┌────────

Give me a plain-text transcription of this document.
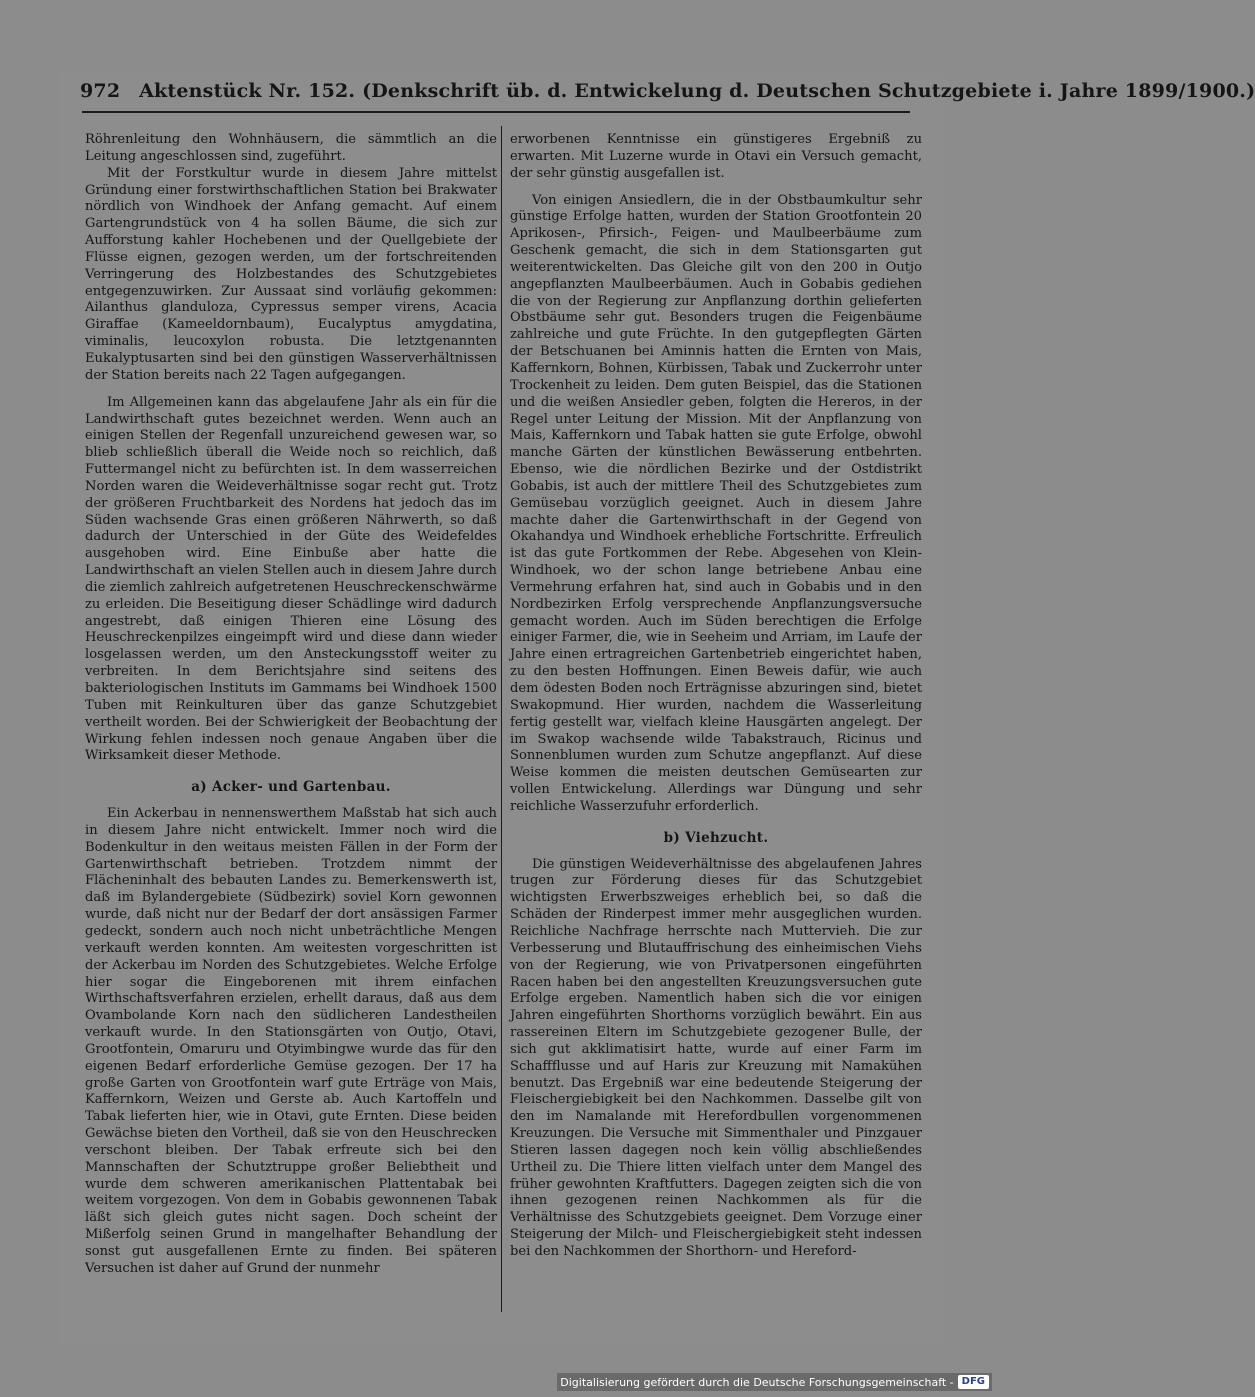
972 Aktenstück Nr. 152. (Denkschrift üb. d. Entwickelung d. Deutschen Schutzgebiete i. Jahre 1899/1900.)

Röhrenleitung den Wohnhäusern, die sämmtlich an die Leitung angeschlossen sind, zugeführt.

Mit der Forstkultur wurde in diesem Jahre mittelst Gründung einer forstwirthschaftlichen Station bei Brakwater nördlich von Windhoek der Anfang gemacht. Auf einem Gartengrundstück von 4 ha sollen Bäume, die sich zur Aufforstung kahler Hochebenen und der Quellgebiete der Flüsse eignen, gezogen werden, um der fortschreitenden Verringerung des Holzbestandes des Schutzgebietes entgegenzuwirken. Zur Aussaat sind vorläufig gekommen: Ailanthus glanduloza, Cypressus semper virens, Acacia Giraffae (Kameeldornbaum), Eucalyptus amygdatina, viminalis, leucoxylon robusta. Die letztgenannten Eukalyptusarten sind bei den günstigen Wasserverhältnissen der Station bereits nach 22 Tagen aufgegangen.

Im Allgemeinen kann das abgelaufene Jahr als ein für die Landwirthschaft gutes bezeichnet werden. Wenn auch an einigen Stellen der Regenfall unzureichend gewesen war, so blieb schließlich überall die Weide noch so reichlich, daß Futtermangel nicht zu befürchten ist. In dem wasserreichen Norden waren die Weideverhältnisse sogar recht gut. Trotz der größeren Fruchtbarkeit des Nordens hat jedoch das im Süden wachsende Gras einen größeren Nährwerth, so daß dadurch der Unterschied in der Güte des Weidefeldes ausgehoben wird. Eine Einbuße aber hatte die Landwirthschaft an vielen Stellen auch in diesem Jahre durch die ziemlich zahlreich aufgetretenen Heuschreckenschwärme zu erleiden. Die Beseitigung dieser Schädlinge wird dadurch angestrebt, daß einigen Thieren eine Lösung des Heuschreckenpilzes eingeimpft wird und diese dann wieder losgelassen werden, um den Ansteckungsstoff weiter zu verbreiten. In dem Berichtsjahre sind seitens des bakteriologischen Instituts im Gammams bei Windhoek 1500 Tuben mit Reinkulturen über das ganze Schutzgebiet vertheilt worden. Bei der Schwierigkeit der Beobachtung der Wirkung fehlen indessen noch genaue Angaben über die Wirksamkeit dieser Methode.

a) Acker- und Gartenbau.

Ein Ackerbau in nennenswerthem Maßstab hat sich auch in diesem Jahre nicht entwickelt. Immer noch wird die Bodenkultur in den weitaus meisten Fällen in der Form der Gartenwirthschaft betrieben. Trotzdem nimmt der Flächeninhalt des bebauten Landes zu. Bemerkenswerth ist, daß im Bylandergebiete (Südbezirk) soviel Korn gewonnen wurde, daß nicht nur der Bedarf der dort ansässigen Farmer gedeckt, sondern auch noch nicht unbeträchtliche Mengen verkauft werden konnten. Am weitesten vorgeschritten ist der Ackerbau im Norden des Schutzgebietes. Welche Erfolge hier sogar die Eingeborenen mit ihrem einfachen Wirthschaftsverfahren erzielen, erhellt daraus, daß aus dem Ovambolande Korn nach den südlicheren Landestheilen verkauft wurde. In den Stationsgärten von Outjo, Otavi, Grootfontein, Omaruru und Otyimbingwe wurde das für den eigenen Bedarf erforderliche Gemüse gezogen. Der 17 ha große Garten von Grootfontein warf gute Erträge von Mais, Kaffernkorn, Weizen und Gerste ab. Auch Kartoffeln und Tabak lieferten hier, wie in Otavi, gute Ernten. Diese beiden Gewächse bieten den Vortheil, daß sie von den Heuschrecken verschont bleiben. Der Tabak erfreute sich bei den Mannschaften der Schutztruppe großer Beliebtheit und wurde dem schweren amerikanischen Plattentabak bei weitem vorgezogen. Von dem in Gobabis gewonnenen Tabak läßt sich gleich gutes nicht sagen. Doch scheint der Mißerfolg seinen Grund in mangelhafter Behandlung der sonst gut ausgefallenen Ernte zu finden. Bei späteren Versuchen ist daher auf Grund der nunmehr

erworbenen Kenntnisse ein günstigeres Ergebniß zu erwarten. Mit Luzerne wurde in Otavi ein Versuch gemacht, der sehr günstig ausgefallen ist.

Von einigen Ansiedlern, die in der Obstbaumkultur sehr günstige Erfolge hatten, wurden der Station Grootfontein 20 Aprikosen-, Pfirsich-, Feigen- und Maulbeerbäume zum Geschenk gemacht, die sich in dem Stationsgarten gut weiterentwickelten. Das Gleiche gilt von den 200 in Outjo angepflanzten Maulbeerbäumen. Auch in Gobabis gediehen die von der Regierung zur Anpflanzung dorthin gelieferten Obstbäume sehr gut. Besonders trugen die Feigenbäume zahlreiche und gute Früchte. In den gutgepflegten Gärten der Betschuanen bei Aminnis hatten die Ernten von Mais, Kaffernkorn, Bohnen, Kürbissen, Tabak und Zuckerrohr unter Trockenheit zu leiden. Dem guten Beispiel, das die Stationen und die weißen Ansiedler geben, folgten die Hereros, in der Regel unter Leitung der Mission. Mit der Anpflanzung von Mais, Kaffernkorn und Tabak hatten sie gute Erfolge, obwohl manche Gärten der künstlichen Bewässerung entbehrten. Ebenso, wie die nördlichen Bezirke und der Ostdistrikt Gobabis, ist auch der mittlere Theil des Schutzgebietes zum Gemüsebau vorzüglich geeignet. Auch in diesem Jahre machte daher die Gartenwirthschaft in der Gegend von Okahandya und Windhoek erhebliche Fortschritte. Erfreulich ist das gute Fortkommen der Rebe. Abgesehen von Klein-Windhoek, wo der schon lange betriebene Anbau eine Vermehrung erfahren hat, sind auch in Gobabis und in den Nordbezirken Erfolg versprechende Anpflanzungsversuche gemacht worden. Auch im Süden berechtigen die Erfolge einiger Farmer, die, wie in Seeheim und Arriam, im Laufe der Jahre einen ertragreichen Gartenbetrieb eingerichtet haben, zu den besten Hoffnungen. Einen Beweis dafür, wie auch dem ödesten Boden noch Erträgnisse abzuringen sind, bietet Swakopmund. Hier wurden, nachdem die Wasserleitung fertig gestellt war, vielfach kleine Hausgärten angelegt. Der im Swakop wachsende wilde Tabakstrauch, Ricinus und Sonnenblumen wurden zum Schutze angepflanzt. Auf diese Weise kommen die meisten deutschen Gemüsearten zur vollen Entwickelung. Allerdings war Düngung und sehr reichliche Wasserzufuhr erforderlich.

b) Viehzucht.

Die günstigen Weideverhältnisse des abgelaufenen Jahres trugen zur Förderung dieses für das Schutzgebiet wichtigsten Erwerbszweiges erheblich bei, so daß die Schäden der Rinderpest immer mehr ausgeglichen wurden. Reichliche Nachfrage herrschte nach Muttervieh. Die zur Verbesserung und Blutauffrischung des einheimischen Viehs von der Regierung, wie von Privatpersonen eingeführten Racen haben bei den angestellten Kreuzungsversuchen gute Erfolge ergeben. Namentlich haben sich die vor einigen Jahren eingeführten Shorthorns vorzüglich bewährt. Ein aus rassereinen Eltern im Schutzgebiete gezogener Bulle, der sich gut akklimatisirt hatte, wurde auf einer Farm im Schaffflusse und auf Haris zur Kreuzung mit Namakühen benutzt. Das Ergebniß war eine bedeutende Steigerung der Fleischergiebigkeit bei den Nachkommen. Dasselbe gilt von den im Namalande mit Herefordbullen vorgenommenen Kreuzungen. Die Versuche mit Simmenthaler und Pinzgauer Stieren lassen dagegen noch kein völlig abschließendes Urtheil zu. Die Thiere litten vielfach unter dem Mangel des früher gewohnten Kraftfutters. Dagegen zeigten sich die von ihnen gezogenen reinen Nachkommen als für die Verhältnisse des Schutzgebiets geeignet. Dem Vorzuge einer Steigerung der Milch- und Fleischergiebigkeit steht indessen bei den Nachkommen der Shorthorn- und Hereford-

Digitalisierung gefördert durch die Deutsche Forschungsgemeinschaft - DFG
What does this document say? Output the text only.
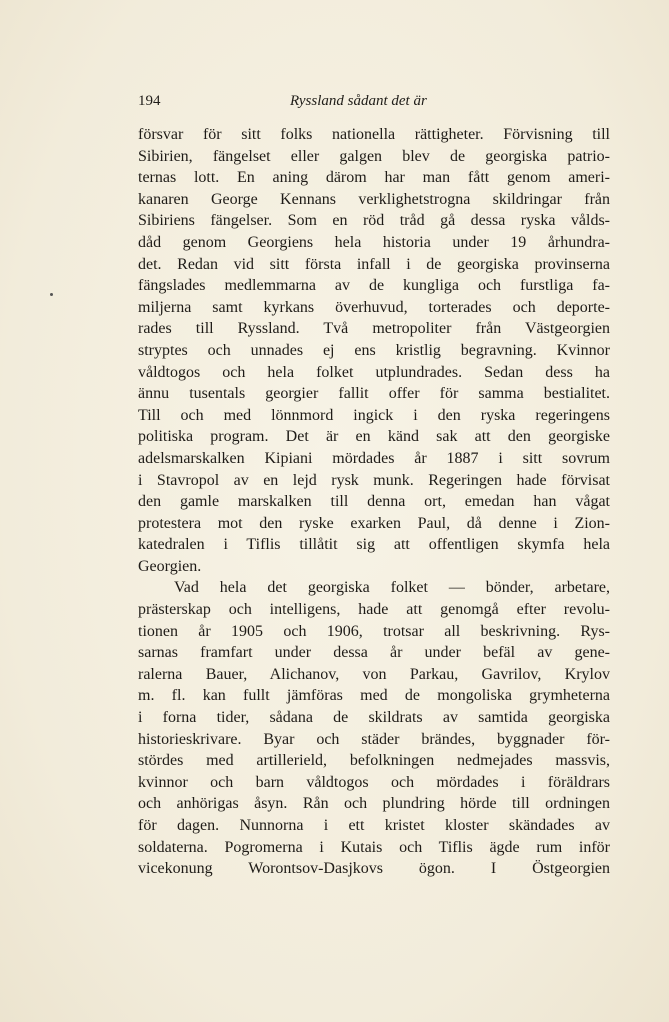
194	Ryssland sådant det är
försvar för sitt folks nationella rättigheter. Förvisning till
Sibirien, fängelset eller galgen blev de georgiska patrio-
ternas lott. En aning därom har man fått genom ameri-
kanaren George Kennans verklighetstrogna skildringar från
Sibiriens fängelser. Som en röd tråd gå dessa ryska vålds-
dåd genom Georgiens hela historia under 19 århundra-
det. Redan vid sitt första infall i de georgiska provinserna
fängslades medlemmarna av de kungliga och furstliga fa-
miljerna samt kyrkans överhuvud, torterades och deporte-
rades till Ryssland. Två metropoliter från Västgeorgien
stryptes och unnades ej ens kristlig begravning. Kvinnor
våldtogos och hela folket utplundrades. Sedan dess ha
ännu tusentals georgier fallit offer för samma bestialitet.
Till och med lönnmord ingick i den ryska regeringens
politiska program. Det är en känd sak att den georgiske
adelsmarskalken Kipiani mördades år 1887 i sitt sovrum
i Stavropol av en lejd rysk munk. Regeringen hade förvisat
den gamle marskalken till denna ort, emedan han vågat
protestera mot den ryske exarken Paul, då denne i Zion-
katedralen i Tiflis tillåtit sig att offentligen skymfa hela
Georgien.
Vad hela det georgiska folket — bönder, arbetare,
prästerskap och intelligens, hade att genomgå efter revolu-
tionen år 1905 och 1906, trotsar all beskrivning. Rys-
sarnas framfart under dessa år under befäl av gene-
ralerna Bauer, Alichanov, von Parkau, Gavrilov, Krylov
m. fl. kan fullt jämföras med de mongoliska grymheterna
i forna tider, sådana de skildrats av samtida georgiska
historieskrivare. Byar och städer brändes, byggnader för-
stördes med artillerield, befolkningen nedmejades massvis,
kvinnor och barn våldtogos och mördades i föräldrars
och anhörigas åsyn. Rån och plundring hörde till ordningen
för dagen. Nunnorna i ett kristet kloster skändades av
soldaterna. Pogromerna i Kutais och Tiflis ägde rum inför
vicekonung Worontsov-Dasjkovs ögon. I Östgeorgien
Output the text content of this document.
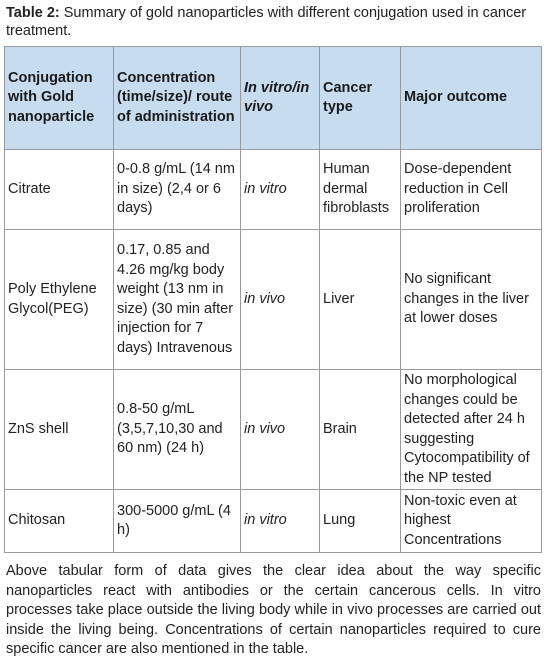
Table 2: Summary of gold nanoparticles with different conjugation used in cancer treatment.
Conjugation with Gold nanoparticle	Concentration (time/size)/ route of administration	In vitro/in vivo	Cancer type	Major outcome
Citrate	0-0.8 g/mL (14 nm in size) (2,4 or 6 days)	in vitro	Human dermal fibroblasts	Dose-dependent reduction in Cell proliferation
Poly Ethylene Glycol(PEG)	0.17, 0.85 and 4.26 mg/kg body weight (13 nm in size) (30 min after injection for 7 days) Intravenous	in vivo	Liver	No significant changes in the liver at lower doses
ZnS shell	0.8-50 g/mL (3,5,7,10,30 and 60 nm) (24 h)	in vivo	Brain	No morphological changes could be detected after 24 h suggesting Cytocompatibility of the NP tested
Chitosan	300-5000 g/mL (4 h)	in vitro	Lung	Non-toxic even at highest Concentrations

Above tabular form of data gives the clear idea about the way specific nanoparticles react with antibodies or the certain cancerous cells. In vitro processes take place outside the living body while in vivo processes are carried out inside the living being. Concentrations of certain nanoparticles required to cure specific cancer are also mentioned in the table.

└────────

* WORK TO BE COMPLETED
Which of the lines above include the word "våldtogos"? List those lines.

* ANSWER SPACE
våldtogos och hela folket utplundrades. Sedan dess ha
kvinnor och barn våldtogos och mördades i föräldrars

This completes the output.